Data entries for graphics
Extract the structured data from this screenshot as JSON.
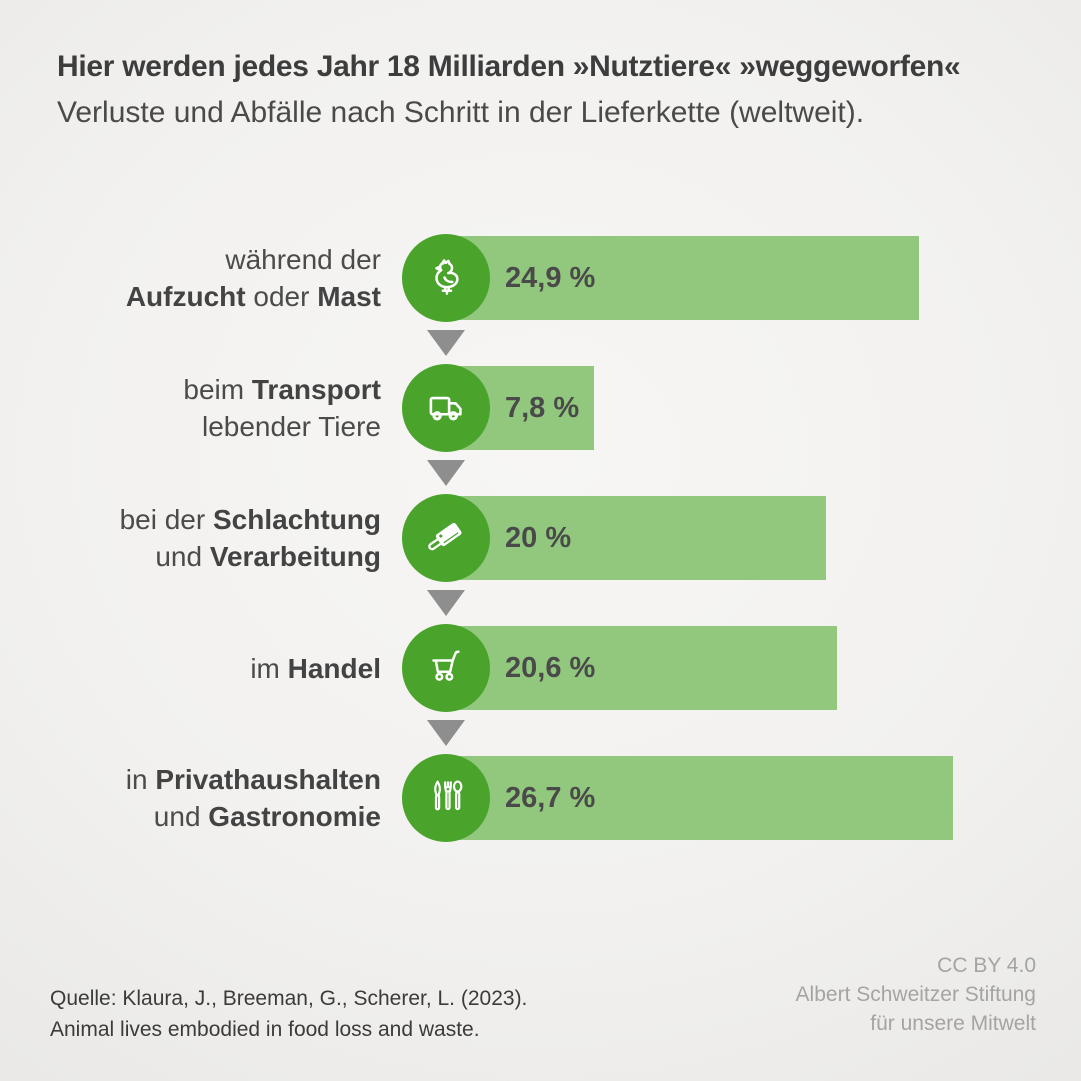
{
  "title": {
    "line1": "Hier werden jedes Jahr 18 Milliarden »Nutztiere« »weggeworfen«",
    "line2": "Verluste und Abfälle nach Schritt in der Lieferkette (weltweit)."
  },
  "chart_data": {
    "type": "bar",
    "orientation": "horizontal",
    "title": "Hier werden jedes Jahr 18 Milliarden »Nutztiere« »weggeworfen«",
    "subtitle": "Verluste und Abfälle nach Schritt in der Lieferkette (weltweit).",
    "unit": "%",
    "xlim": [
      0,
      30
    ],
    "grid": false,
    "legend": "none",
    "categories": [
      "während der Aufzucht oder Mast",
      "beim Transport lebender Tiere",
      "bei der Schlachtung und Verarbeitung",
      "im Handel",
      "in Privathaushalten und Gastronomie"
    ],
    "values": [
      24.9,
      7.8,
      20,
      20.6,
      26.7
    ],
    "rows": [
      {
        "icon": "chicken-icon",
        "value": 24.9,
        "value_label": "24,9 %",
        "label_lines": [
          [
            {
              "text": "während der",
              "bold": false
            }
          ],
          [
            {
              "text": "Aufzucht",
              "bold": true
            },
            {
              "text": " oder ",
              "bold": false
            },
            {
              "text": "Mast",
              "bold": true
            }
          ]
        ]
      },
      {
        "icon": "truck-icon",
        "value": 7.8,
        "value_label": "7,8 %",
        "label_lines": [
          [
            {
              "text": "beim ",
              "bold": false
            },
            {
              "text": "Transport",
              "bold": true
            }
          ],
          [
            {
              "text": "lebender Tiere",
              "bold": false
            }
          ]
        ]
      },
      {
        "icon": "cleaver-icon",
        "value": 20,
        "value_label": "20 %",
        "label_lines": [
          [
            {
              "text": "bei der ",
              "bold": false
            },
            {
              "text": "Schlachtung",
              "bold": true
            }
          ],
          [
            {
              "text": "und ",
              "bold": false
            },
            {
              "text": "Verarbeitung",
              "bold": true
            }
          ]
        ]
      },
      {
        "icon": "cart-icon",
        "value": 20.6,
        "value_label": "20,6 %",
        "label_lines": [
          [
            {
              "text": "im ",
              "bold": false
            },
            {
              "text": "Handel",
              "bold": true
            }
          ]
        ]
      },
      {
        "icon": "cutlery-icon",
        "value": 26.7,
        "value_label": "26,7 %",
        "label_lines": [
          [
            {
              "text": "in ",
              "bold": false
            },
            {
              "text": "Privathaushalten",
              "bold": true
            }
          ],
          [
            {
              "text": "und ",
              "bold": false
            },
            {
              "text": "Gastronomie",
              "bold": true
            }
          ]
        ]
      }
    ]
  },
  "footer": {
    "source_line1": "Quelle: Klaura, J., Breeman, G., Scherer, L. (2023).",
    "source_line2": "Animal lives embodied in food loss and waste.",
    "license": "CC BY 4.0",
    "org_line1": "Albert Schweitzer Stiftung",
    "org_line2": "für unsere Mitwelt"
  },
  "colors": {
    "circle_green": "#4aa32b",
    "bar_green": "#92c87d",
    "arrow_gray": "#8e8e8e",
    "title_dark": "#3d3d3d",
    "text_dark": "#4b4b4b",
    "footer_right_gray": "#a5a4a2"
  }
}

## WHAT YOU ARE ASKED TO DO
Quote every record above exactly, leaving out the pictures.

## COMPLETE RESPONSE
Extract the structured data from this screenshot as JSON.
{
  "title": {
    "line1": "Hier werden jedes Jahr 18 Milliarden »Nutztiere« »weggeworfen«",
    "line2": "Verluste und Abfälle nach Schritt in der Lieferkette (weltweit)."
  },
  "chart_data": {
    "type": "bar",
    "orientation": "horizontal",
    "title": "Hier werden jedes Jahr 18 Milliarden »Nutztiere« »weggeworfen«",
    "subtitle": "Verluste und Abfälle nach Schritt in der Lieferkette (weltweit).",
    "unit": "%",
    "xlim": [
      0,
      30
    ],
    "grid": false,
    "legend": "none",
    "categories": [
      "während der Aufzucht oder Mast",
      "beim Transport lebender Tiere",
      "bei der Schlachtung und Verarbeitung",
      "im Handel",
      "in Privathaushalten und Gastronomie"
    ],
    "values": [
      24.9,
      7.8,
      20,
      20.6,
      26.7
    ],
    "rows": [
      {
        "icon": "chicken-icon",
        "value": 24.9,
        "value_label": "24,9 %",
        "label_lines": [
          [
            {
              "text": "während der",
              "bold": false
            }
          ],
          [
            {
              "text": "Aufzucht",
              "bold": true
            },
            {
              "text": " oder ",
              "bold": false
            },
            {
              "text": "Mast",
              "bold": true
            }
          ]
        ]
      },
      {
        "icon": "truck-icon",
        "value": 7.8,
        "value_label": "7,8 %",
        "label_lines": [
          [
            {
              "text": "beim ",
              "bold": false
            },
            {
              "text": "Transport",
              "bold": true
            }
          ],
          [
            {
              "text": "lebender Tiere",
              "bold": false
            }
          ]
        ]
      },
      {
        "icon": "cleaver-icon",
        "value": 20,
        "value_label": "20 %",
        "label_lines": [
          [
            {
              "text": "bei der ",
              "bold": false
            },
            {
              "text": "Schlachtung",
              "bold": true
            }
          ],
          [
            {
              "text": "und ",
              "bold": false
            },
            {
              "text": "Verarbeitung",
              "bold": true
            }
          ]
        ]
      },
      {
        "icon": "cart-icon",
        "value": 20.6,
        "value_label": "20,6 %",
        "label_lines": [
          [
            {
              "text": "im ",
              "bold": false
            },
            {
              "text": "Handel",
              "bold": true
            }
          ]
        ]
      },
      {
        "icon": "cutlery-icon",
        "value": 26.7,
        "value_label": "26,7 %",
        "label_lines": [
          [
            {
              "text": "in ",
              "bold": false
            },
            {
              "text": "Privathaushalten",
              "bold": true
            }
          ],
          [
            {
              "text": "und ",
              "bold": false
            },
            {
              "text": "Gastronomie",
              "bold": true
            }
          ]
        ]
      }
    ]
  },
  "footer": {
    "source_line1": "Quelle: Klaura, J., Breeman, G., Scherer, L. (2023).",
    "source_line2": "Animal lives embodied in food loss and waste.",
    "license": "CC BY 4.0",
    "org_line1": "Albert Schweitzer Stiftung",
    "org_line2": "für unsere Mitwelt"
  },
  "colors": {
    "circle_green": "#4aa32b",
    "bar_green": "#92c87d",
    "arrow_gray": "#8e8e8e",
    "title_dark": "#3d3d3d",
    "text_dark": "#4b4b4b",
    "footer_right_gray": "#a5a4a2"
  }
}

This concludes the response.